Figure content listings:
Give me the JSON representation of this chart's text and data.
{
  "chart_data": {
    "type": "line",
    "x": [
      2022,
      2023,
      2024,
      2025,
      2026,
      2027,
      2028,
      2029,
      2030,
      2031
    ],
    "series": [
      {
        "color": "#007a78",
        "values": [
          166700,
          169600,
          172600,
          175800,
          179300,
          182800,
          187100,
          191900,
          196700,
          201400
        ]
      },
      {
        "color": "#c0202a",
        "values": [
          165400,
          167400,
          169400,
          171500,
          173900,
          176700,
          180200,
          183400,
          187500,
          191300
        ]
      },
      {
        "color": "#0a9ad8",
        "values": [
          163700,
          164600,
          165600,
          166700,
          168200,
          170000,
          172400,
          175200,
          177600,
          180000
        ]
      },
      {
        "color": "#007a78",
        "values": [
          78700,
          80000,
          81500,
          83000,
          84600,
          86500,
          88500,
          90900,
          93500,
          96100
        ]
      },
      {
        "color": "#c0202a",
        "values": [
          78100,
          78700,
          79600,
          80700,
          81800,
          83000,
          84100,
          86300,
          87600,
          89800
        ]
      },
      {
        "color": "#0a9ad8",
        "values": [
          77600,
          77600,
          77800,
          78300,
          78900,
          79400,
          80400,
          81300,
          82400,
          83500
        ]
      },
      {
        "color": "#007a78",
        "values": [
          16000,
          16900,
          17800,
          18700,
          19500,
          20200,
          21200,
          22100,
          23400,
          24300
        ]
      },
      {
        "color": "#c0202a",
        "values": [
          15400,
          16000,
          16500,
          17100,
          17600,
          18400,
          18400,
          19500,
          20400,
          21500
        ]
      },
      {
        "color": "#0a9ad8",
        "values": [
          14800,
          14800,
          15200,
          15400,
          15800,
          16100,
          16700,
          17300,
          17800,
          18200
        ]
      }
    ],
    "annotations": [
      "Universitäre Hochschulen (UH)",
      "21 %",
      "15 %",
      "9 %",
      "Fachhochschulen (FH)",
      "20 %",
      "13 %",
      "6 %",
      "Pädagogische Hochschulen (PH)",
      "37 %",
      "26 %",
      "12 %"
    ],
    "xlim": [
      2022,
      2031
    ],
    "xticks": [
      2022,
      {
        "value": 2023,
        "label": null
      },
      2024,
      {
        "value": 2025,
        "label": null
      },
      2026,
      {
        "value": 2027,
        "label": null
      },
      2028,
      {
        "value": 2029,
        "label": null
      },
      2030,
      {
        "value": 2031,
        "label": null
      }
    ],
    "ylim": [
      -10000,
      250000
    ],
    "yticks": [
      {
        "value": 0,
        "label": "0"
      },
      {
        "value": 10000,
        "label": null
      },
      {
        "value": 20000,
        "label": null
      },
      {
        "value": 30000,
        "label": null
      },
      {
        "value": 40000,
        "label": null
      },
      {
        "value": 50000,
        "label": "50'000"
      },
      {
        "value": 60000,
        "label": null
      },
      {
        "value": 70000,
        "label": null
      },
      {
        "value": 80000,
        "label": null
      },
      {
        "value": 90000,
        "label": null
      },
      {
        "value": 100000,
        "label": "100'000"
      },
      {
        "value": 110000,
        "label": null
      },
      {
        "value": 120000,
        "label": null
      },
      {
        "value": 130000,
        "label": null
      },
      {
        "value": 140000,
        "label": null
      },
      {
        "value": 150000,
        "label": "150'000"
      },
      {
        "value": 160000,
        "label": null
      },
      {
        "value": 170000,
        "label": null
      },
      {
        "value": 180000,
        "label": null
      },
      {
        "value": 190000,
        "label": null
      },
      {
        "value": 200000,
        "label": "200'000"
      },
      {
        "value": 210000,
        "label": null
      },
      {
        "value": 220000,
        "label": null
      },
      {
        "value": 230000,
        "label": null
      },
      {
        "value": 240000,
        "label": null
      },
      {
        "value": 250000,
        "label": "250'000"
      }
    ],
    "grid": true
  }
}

--- Written request ---
Repeat all the entries word for word.

--- Full solution ---
Give me the JSON representation of this chart's text and data.
{
  "chart_data": {
    "type": "line",
    "x": [
      2022,
      2023,
      2024,
      2025,
      2026,
      2027,
      2028,
      2029,
      2030,
      2031
    ],
    "series": [
      {
        "color": "#007a78",
        "values": [
          166700,
          169600,
          172600,
          175800,
          179300,
          182800,
          187100,
          191900,
          196700,
          201400
        ]
      },
      {
        "color": "#c0202a",
        "values": [
          165400,
          167400,
          169400,
          171500,
          173900,
          176700,
          180200,
          183400,
          187500,
          191300
        ]
      },
      {
        "color": "#0a9ad8",
        "values": [
          163700,
          164600,
          165600,
          166700,
          168200,
          170000,
          172400,
          175200,
          177600,
          180000
        ]
      },
      {
        "color": "#007a78",
        "values": [
          78700,
          80000,
          81500,
          83000,
          84600,
          86500,
          88500,
          90900,
          93500,
          96100
        ]
      },
      {
        "color": "#c0202a",
        "values": [
          78100,
          78700,
          79600,
          80700,
          81800,
          83000,
          84100,
          86300,
          87600,
          89800
        ]
      },
      {
        "color": "#0a9ad8",
        "values": [
          77600,
          77600,
          77800,
          78300,
          78900,
          79400,
          80400,
          81300,
          82400,
          83500
        ]
      },
      {
        "color": "#007a78",
        "values": [
          16000,
          16900,
          17800,
          18700,
          19500,
          20200,
          21200,
          22100,
          23400,
          24300
        ]
      },
      {
        "color": "#c0202a",
        "values": [
          15400,
          16000,
          16500,
          17100,
          17600,
          18400,
          18400,
          19500,
          20400,
          21500
        ]
      },
      {
        "color": "#0a9ad8",
        "values": [
          14800,
          14800,
          15200,
          15400,
          15800,
          16100,
          16700,
          17300,
          17800,
          18200
        ]
      }
    ],
    "annotations": [
      "Universitäre Hochschulen (UH)",
      "21 %",
      "15 %",
      "9 %",
      "Fachhochschulen (FH)",
      "20 %",
      "13 %",
      "6 %",
      "Pädagogische Hochschulen (PH)",
      "37 %",
      "26 %",
      "12 %"
    ],
    "xlim": [
      2022,
      2031
    ],
    "xticks": [
      2022,
      {
        "value": 2023,
        "label": null
      },
      2024,
      {
        "value": 2025,
        "label": null
      },
      2026,
      {
        "value": 2027,
        "label": null
      },
      2028,
      {
        "value": 2029,
        "label": null
      },
      2030,
      {
        "value": 2031,
        "label": null
      }
    ],
    "ylim": [
      -10000,
      250000
    ],
    "yticks": [
      {
        "value": 0,
        "label": "0"
      },
      {
        "value": 10000,
        "label": null
      },
      {
        "value": 20000,
        "label": null
      },
      {
        "value": 30000,
        "label": null
      },
      {
        "value": 40000,
        "label": null
      },
      {
        "value": 50000,
        "label": "50'000"
      },
      {
        "value": 60000,
        "label": null
      },
      {
        "value": 70000,
        "label": null
      },
      {
        "value": 80000,
        "label": null
      },
      {
        "value": 90000,
        "label": null
      },
      {
        "value": 100000,
        "label": "100'000"
      },
      {
        "value": 110000,
        "label": null
      },
      {
        "value": 120000,
        "label": null
      },
      {
        "value": 130000,
        "label": null
      },
      {
        "value": 140000,
        "label": null
      },
      {
        "value": 150000,
        "label": "150'000"
      },
      {
        "value": 160000,
        "label": null
      },
      {
        "value": 170000,
        "label": null
      },
      {
        "value": 180000,
        "label": null
      },
      {
        "value": 190000,
        "label": null
      },
      {
        "value": 200000,
        "label": "200'000"
      },
      {
        "value": 210000,
        "label": null
      },
      {
        "value": 220000,
        "label": null
      },
      {
        "value": 230000,
        "label": null
      },
      {
        "value": 240000,
        "label": null
      },
      {
        "value": 250000,
        "label": "250'000"
      }
    ],
    "grid": true
  }
}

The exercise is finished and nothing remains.